PROBLEM DETAILS: Search the data below for the word "International" and copy each line that holds it.

MATERIAL FOR THE TASK:

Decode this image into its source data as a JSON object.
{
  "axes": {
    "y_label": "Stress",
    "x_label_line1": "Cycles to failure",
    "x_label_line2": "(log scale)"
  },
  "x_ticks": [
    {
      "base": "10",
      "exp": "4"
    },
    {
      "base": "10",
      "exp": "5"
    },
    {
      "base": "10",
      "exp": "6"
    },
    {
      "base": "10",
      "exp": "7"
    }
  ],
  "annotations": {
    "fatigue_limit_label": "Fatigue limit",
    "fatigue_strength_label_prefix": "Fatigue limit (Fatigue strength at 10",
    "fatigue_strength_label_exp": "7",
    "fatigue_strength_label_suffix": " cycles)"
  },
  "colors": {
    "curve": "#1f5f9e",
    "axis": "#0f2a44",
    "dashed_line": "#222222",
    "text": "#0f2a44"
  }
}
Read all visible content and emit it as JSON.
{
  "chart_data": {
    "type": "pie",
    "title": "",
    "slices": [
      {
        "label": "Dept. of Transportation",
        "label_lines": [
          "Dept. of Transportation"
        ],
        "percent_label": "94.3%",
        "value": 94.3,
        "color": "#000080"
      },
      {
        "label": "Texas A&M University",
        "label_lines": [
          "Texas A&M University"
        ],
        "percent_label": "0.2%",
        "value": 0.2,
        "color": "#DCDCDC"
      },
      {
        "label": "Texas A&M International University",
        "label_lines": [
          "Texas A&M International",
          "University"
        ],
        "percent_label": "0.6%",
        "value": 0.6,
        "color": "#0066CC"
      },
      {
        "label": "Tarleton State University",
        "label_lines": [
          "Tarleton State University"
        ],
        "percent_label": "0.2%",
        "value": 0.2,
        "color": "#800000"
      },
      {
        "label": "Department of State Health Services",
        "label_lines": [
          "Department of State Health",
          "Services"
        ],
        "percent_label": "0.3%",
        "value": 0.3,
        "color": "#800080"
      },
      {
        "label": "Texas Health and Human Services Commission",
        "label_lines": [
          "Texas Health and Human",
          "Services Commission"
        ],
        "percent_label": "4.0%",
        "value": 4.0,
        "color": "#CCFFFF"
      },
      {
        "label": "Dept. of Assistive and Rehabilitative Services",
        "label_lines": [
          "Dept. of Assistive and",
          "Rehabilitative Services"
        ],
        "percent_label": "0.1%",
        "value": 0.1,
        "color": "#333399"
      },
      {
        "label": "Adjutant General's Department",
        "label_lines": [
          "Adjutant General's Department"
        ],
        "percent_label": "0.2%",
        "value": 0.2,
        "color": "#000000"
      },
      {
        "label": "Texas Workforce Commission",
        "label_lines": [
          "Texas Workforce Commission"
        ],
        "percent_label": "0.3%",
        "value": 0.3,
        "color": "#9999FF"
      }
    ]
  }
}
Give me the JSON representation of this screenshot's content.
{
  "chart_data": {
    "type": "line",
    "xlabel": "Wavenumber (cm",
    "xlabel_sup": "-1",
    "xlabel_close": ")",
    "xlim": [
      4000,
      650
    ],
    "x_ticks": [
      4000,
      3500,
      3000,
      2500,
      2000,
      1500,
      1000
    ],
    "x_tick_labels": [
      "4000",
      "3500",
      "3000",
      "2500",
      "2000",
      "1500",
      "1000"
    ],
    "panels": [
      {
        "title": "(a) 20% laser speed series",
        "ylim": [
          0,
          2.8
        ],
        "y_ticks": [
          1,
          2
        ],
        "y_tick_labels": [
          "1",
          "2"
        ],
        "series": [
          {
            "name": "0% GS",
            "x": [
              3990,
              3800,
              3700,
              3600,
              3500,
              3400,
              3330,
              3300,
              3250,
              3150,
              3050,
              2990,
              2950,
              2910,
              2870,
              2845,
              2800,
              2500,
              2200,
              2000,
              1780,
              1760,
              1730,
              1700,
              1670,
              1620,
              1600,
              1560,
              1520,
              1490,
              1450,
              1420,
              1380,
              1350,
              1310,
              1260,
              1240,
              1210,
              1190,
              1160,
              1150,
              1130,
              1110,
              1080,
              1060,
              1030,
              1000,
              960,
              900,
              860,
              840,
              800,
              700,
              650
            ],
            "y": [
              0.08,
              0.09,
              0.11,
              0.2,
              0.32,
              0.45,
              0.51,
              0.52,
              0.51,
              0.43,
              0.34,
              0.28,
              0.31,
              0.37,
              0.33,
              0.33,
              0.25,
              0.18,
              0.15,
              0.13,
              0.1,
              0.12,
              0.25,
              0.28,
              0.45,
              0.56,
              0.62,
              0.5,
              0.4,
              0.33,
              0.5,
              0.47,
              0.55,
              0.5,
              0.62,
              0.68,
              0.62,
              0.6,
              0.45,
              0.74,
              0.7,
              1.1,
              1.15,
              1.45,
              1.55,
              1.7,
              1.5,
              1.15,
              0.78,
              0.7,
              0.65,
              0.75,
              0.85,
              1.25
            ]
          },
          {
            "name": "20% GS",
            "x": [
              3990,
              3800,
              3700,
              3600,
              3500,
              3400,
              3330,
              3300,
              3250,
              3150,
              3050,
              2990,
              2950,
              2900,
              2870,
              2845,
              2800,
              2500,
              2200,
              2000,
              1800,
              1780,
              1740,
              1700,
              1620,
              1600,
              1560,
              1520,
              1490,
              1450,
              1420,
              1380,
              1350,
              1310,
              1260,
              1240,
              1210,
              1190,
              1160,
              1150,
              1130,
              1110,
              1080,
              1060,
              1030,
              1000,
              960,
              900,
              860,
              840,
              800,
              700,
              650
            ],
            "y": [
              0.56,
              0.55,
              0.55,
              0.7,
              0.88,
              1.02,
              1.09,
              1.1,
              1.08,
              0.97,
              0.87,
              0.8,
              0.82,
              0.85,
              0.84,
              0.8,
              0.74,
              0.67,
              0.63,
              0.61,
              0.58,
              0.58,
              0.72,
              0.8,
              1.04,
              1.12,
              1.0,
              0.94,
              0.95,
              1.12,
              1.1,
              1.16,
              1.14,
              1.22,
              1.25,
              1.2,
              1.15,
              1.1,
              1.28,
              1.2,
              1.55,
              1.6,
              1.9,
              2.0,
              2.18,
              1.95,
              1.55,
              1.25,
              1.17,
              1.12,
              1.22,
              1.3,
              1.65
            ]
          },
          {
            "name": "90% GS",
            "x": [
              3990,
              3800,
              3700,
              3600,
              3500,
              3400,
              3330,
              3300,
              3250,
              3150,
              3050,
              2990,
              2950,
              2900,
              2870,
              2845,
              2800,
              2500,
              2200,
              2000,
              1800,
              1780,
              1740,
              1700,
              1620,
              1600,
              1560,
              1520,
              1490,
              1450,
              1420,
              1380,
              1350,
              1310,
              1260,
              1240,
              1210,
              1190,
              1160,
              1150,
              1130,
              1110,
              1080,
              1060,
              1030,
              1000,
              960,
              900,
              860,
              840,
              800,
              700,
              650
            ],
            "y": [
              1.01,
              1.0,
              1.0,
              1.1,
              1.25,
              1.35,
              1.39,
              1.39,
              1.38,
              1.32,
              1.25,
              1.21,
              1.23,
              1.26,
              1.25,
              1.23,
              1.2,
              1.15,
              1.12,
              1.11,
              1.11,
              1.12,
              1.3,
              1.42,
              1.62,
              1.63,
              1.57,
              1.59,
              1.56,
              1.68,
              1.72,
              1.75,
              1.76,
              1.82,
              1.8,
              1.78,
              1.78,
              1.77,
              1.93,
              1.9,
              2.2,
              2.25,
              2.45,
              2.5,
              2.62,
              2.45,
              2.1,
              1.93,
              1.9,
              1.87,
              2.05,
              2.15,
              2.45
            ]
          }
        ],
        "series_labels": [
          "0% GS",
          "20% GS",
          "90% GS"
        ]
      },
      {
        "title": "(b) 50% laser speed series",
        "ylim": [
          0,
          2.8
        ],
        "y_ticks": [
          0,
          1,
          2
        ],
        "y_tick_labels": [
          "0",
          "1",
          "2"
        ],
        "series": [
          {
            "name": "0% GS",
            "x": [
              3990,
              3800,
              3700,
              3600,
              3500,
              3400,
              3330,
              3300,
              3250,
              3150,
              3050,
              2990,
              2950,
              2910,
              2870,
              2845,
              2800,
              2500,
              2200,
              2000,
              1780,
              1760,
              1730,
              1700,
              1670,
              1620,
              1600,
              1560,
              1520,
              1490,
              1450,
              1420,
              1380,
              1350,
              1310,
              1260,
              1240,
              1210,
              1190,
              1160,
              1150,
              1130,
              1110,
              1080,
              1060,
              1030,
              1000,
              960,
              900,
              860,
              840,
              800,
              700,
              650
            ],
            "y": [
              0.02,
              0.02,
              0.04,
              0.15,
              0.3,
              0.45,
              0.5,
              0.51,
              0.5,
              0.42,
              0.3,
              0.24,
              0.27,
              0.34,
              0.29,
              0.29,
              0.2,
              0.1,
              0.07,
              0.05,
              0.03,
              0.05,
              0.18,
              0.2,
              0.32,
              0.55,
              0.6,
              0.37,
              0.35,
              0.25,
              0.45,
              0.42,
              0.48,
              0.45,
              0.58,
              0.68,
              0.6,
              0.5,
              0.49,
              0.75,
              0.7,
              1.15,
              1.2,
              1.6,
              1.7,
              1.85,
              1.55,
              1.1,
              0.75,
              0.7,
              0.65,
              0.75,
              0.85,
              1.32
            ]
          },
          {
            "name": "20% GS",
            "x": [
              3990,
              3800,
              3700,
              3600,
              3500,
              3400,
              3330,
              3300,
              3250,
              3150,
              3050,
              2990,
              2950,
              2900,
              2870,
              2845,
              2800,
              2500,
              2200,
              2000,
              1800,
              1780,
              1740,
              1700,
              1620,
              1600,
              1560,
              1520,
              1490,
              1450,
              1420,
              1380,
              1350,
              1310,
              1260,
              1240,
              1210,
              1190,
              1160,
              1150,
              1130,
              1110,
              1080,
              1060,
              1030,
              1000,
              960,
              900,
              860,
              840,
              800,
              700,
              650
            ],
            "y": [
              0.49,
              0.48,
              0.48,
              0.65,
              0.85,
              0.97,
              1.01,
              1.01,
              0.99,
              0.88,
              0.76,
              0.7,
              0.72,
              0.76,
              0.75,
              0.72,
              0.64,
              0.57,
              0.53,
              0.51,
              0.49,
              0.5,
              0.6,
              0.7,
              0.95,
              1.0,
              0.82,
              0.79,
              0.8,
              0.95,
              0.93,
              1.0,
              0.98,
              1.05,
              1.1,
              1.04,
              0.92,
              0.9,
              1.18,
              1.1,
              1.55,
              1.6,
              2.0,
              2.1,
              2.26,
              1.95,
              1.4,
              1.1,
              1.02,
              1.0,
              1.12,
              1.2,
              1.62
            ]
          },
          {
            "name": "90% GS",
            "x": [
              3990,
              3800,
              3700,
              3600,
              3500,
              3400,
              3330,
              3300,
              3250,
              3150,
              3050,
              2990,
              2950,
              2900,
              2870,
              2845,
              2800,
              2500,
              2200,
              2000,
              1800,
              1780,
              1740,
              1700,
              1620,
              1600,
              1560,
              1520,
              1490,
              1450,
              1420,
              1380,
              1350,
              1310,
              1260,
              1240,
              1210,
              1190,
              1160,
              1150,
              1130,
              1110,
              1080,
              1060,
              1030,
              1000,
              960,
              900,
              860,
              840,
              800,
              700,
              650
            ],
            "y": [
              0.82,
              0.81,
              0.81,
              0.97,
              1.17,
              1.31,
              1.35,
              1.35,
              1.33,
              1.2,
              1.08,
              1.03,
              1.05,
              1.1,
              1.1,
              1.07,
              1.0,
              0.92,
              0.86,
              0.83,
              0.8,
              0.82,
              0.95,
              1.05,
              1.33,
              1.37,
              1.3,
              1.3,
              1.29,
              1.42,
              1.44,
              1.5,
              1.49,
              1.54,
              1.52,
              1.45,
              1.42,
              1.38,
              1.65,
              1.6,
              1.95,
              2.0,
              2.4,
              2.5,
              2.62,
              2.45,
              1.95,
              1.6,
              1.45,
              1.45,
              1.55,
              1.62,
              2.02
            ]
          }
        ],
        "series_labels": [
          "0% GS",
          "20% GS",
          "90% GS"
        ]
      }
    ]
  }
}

OUTPUT FOR THIS EXERCISE:
        "label": "Texas A&M International University",
          "Texas A&M International",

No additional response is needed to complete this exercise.